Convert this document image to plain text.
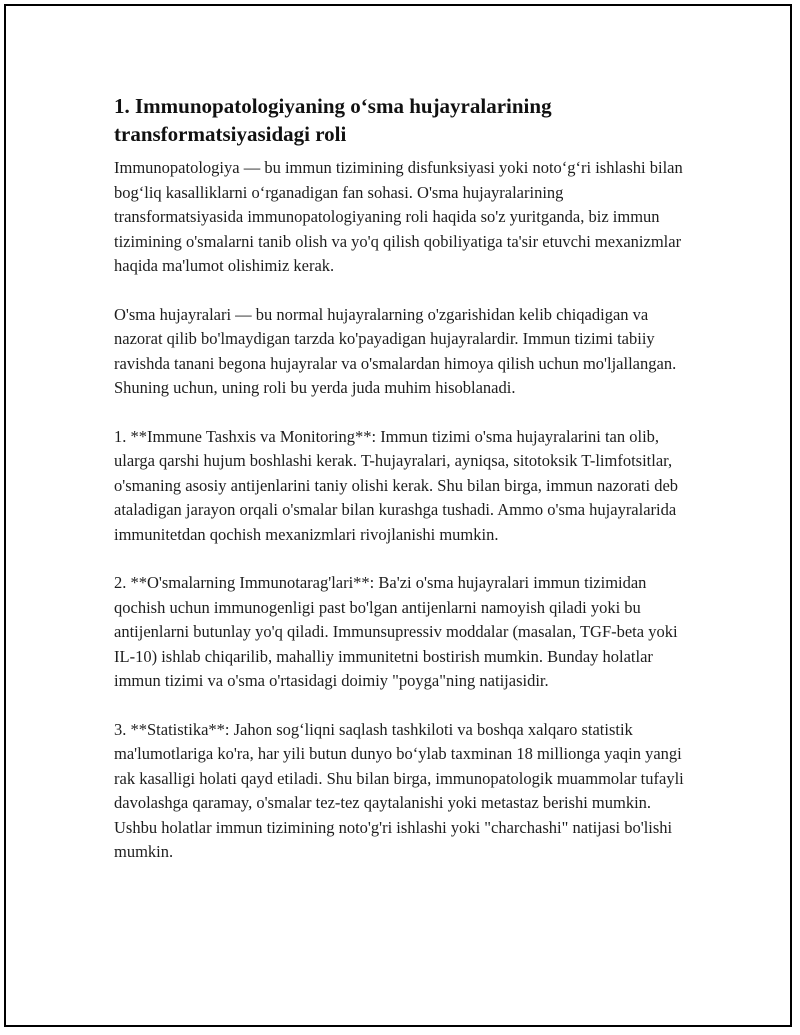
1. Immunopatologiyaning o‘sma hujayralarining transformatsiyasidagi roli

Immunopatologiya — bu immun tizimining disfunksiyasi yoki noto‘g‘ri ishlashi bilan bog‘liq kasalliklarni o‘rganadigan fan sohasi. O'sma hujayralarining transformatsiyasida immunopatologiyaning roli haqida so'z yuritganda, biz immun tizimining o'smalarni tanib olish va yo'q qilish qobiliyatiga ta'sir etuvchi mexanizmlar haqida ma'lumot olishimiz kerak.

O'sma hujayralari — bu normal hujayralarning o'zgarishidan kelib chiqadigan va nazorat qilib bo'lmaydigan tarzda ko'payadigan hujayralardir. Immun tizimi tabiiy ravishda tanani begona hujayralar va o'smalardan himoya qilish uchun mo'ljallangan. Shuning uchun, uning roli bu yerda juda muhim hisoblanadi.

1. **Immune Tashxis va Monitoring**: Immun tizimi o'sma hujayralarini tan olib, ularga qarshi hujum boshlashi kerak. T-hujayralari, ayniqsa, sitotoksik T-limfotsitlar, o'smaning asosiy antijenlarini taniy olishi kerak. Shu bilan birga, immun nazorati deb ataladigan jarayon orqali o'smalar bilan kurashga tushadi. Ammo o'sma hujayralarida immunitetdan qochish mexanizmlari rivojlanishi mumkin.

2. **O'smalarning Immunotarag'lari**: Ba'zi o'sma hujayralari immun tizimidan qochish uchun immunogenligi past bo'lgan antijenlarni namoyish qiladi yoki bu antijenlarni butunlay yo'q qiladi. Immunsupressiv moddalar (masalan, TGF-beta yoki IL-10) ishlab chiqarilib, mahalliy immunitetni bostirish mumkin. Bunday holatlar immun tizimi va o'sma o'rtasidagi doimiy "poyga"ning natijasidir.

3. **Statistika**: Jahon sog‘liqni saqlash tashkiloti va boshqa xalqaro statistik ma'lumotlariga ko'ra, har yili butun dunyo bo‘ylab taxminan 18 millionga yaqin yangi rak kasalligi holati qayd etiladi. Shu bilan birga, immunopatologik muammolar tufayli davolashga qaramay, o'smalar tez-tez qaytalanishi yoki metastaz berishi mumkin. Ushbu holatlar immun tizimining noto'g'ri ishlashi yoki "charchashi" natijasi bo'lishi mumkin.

**Task instructions**:
Reply with one number only, the count of lines above that hold the string "tizimining".

**Problem solution**:
2